▶ [WHAT THE TASK REQUIRES]
Identify, in the records below, every line where the string "data" appears, and copy each such line.
——————————
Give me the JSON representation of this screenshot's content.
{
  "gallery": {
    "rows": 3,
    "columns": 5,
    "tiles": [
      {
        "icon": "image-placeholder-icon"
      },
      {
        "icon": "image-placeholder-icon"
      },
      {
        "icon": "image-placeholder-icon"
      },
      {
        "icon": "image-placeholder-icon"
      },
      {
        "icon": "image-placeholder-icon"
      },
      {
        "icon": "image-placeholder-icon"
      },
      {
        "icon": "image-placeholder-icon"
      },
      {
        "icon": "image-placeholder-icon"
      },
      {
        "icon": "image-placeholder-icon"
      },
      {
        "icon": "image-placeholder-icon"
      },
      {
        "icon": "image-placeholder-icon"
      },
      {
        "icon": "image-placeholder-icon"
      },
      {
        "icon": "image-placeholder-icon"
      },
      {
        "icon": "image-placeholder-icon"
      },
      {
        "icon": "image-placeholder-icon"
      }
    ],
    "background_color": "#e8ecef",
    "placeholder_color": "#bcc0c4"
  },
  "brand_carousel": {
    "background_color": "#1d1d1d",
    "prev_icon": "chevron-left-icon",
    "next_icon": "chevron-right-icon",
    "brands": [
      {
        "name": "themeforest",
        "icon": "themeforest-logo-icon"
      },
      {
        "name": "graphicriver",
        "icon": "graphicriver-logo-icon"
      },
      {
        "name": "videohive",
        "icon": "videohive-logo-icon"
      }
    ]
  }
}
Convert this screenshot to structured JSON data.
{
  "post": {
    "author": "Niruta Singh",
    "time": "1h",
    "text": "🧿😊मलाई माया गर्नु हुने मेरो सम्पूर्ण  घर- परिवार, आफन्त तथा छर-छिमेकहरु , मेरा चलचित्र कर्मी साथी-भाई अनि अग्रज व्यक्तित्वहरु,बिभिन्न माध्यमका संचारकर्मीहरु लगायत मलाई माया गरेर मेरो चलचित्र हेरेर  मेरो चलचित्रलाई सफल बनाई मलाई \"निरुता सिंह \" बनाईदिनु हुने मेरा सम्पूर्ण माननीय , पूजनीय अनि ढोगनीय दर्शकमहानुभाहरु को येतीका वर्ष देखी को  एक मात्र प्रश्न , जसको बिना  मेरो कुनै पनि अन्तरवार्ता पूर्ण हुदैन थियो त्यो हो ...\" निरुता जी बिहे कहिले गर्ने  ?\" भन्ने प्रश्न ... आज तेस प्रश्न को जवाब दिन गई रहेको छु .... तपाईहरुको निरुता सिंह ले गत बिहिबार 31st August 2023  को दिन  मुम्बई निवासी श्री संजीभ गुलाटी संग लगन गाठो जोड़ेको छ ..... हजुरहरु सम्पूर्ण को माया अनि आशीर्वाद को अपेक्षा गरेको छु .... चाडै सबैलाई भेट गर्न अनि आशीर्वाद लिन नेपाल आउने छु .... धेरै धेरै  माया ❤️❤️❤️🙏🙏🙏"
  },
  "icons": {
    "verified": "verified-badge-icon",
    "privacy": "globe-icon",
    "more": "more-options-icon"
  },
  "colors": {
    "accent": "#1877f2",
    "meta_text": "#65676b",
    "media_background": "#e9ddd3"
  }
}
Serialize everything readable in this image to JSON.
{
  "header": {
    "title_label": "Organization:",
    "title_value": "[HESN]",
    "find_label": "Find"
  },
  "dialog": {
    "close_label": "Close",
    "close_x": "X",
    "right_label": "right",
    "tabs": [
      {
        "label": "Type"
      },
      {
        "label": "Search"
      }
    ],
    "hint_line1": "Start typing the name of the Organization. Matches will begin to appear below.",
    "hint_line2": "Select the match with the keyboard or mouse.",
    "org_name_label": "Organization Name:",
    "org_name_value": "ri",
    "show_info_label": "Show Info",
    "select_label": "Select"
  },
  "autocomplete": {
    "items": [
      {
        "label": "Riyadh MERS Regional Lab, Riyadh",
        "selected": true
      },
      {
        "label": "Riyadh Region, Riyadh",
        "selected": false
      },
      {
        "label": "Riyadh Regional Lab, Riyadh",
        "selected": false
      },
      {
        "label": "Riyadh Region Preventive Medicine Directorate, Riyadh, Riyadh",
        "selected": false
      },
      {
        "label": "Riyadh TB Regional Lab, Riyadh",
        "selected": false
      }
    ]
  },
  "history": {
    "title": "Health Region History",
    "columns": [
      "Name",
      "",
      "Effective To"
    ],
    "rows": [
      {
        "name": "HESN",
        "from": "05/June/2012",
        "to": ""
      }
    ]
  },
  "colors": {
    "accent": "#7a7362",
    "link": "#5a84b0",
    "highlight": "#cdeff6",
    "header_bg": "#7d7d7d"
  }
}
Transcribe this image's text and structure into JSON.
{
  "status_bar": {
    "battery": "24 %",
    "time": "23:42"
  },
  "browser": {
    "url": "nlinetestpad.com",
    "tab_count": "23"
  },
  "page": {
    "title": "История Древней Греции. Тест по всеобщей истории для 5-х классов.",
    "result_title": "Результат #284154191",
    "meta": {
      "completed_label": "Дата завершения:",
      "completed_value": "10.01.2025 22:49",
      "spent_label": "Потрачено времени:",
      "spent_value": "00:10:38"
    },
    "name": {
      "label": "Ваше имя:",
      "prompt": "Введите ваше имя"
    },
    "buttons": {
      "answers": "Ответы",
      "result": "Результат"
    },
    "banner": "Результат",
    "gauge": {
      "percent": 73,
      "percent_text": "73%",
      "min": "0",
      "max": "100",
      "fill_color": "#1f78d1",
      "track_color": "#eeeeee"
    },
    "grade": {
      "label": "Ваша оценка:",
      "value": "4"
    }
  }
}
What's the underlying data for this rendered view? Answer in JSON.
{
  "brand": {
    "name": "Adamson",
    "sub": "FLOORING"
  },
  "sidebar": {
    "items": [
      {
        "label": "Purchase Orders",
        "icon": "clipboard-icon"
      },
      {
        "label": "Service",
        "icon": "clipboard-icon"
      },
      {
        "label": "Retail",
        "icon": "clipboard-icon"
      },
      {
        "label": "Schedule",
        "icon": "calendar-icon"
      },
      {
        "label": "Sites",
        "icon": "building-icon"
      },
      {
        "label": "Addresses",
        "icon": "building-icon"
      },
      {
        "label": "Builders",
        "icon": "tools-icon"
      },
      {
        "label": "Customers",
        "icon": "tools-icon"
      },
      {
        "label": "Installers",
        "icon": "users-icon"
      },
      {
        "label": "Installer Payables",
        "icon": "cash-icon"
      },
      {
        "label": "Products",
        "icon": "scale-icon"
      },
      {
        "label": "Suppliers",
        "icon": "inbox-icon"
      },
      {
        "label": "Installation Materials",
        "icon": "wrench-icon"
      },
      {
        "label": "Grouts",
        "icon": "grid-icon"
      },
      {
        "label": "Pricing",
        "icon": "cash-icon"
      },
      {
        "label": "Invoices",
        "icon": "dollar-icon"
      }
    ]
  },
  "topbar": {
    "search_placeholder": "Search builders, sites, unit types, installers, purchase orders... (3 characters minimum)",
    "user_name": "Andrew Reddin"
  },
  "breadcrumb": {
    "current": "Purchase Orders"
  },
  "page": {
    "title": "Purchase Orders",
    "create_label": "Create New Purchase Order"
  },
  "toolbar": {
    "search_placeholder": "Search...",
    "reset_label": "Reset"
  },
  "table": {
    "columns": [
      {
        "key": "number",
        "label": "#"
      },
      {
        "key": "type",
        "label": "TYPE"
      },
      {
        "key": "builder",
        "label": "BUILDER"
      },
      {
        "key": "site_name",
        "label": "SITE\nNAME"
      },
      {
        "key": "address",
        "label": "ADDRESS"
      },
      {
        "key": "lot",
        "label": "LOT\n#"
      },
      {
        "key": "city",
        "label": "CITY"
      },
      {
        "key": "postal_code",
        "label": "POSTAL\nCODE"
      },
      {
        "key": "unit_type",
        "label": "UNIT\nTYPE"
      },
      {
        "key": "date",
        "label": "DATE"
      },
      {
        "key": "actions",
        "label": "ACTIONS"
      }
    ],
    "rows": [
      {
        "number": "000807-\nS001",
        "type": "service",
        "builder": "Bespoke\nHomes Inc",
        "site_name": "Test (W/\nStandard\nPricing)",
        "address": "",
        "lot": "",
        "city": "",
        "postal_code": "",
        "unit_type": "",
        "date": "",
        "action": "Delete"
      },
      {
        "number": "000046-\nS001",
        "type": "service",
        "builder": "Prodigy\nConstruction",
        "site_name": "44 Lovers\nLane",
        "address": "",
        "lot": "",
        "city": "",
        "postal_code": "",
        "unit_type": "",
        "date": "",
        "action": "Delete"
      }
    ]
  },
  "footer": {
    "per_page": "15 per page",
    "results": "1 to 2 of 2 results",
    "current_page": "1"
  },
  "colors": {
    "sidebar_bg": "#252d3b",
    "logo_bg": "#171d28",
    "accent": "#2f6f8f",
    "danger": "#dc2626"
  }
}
——————————
▶ [SOLUTION TO THIS EXERCISE]
Convert this screenshot to structured JSON data.
What's the underlying data for this rendered view? Answer in JSON.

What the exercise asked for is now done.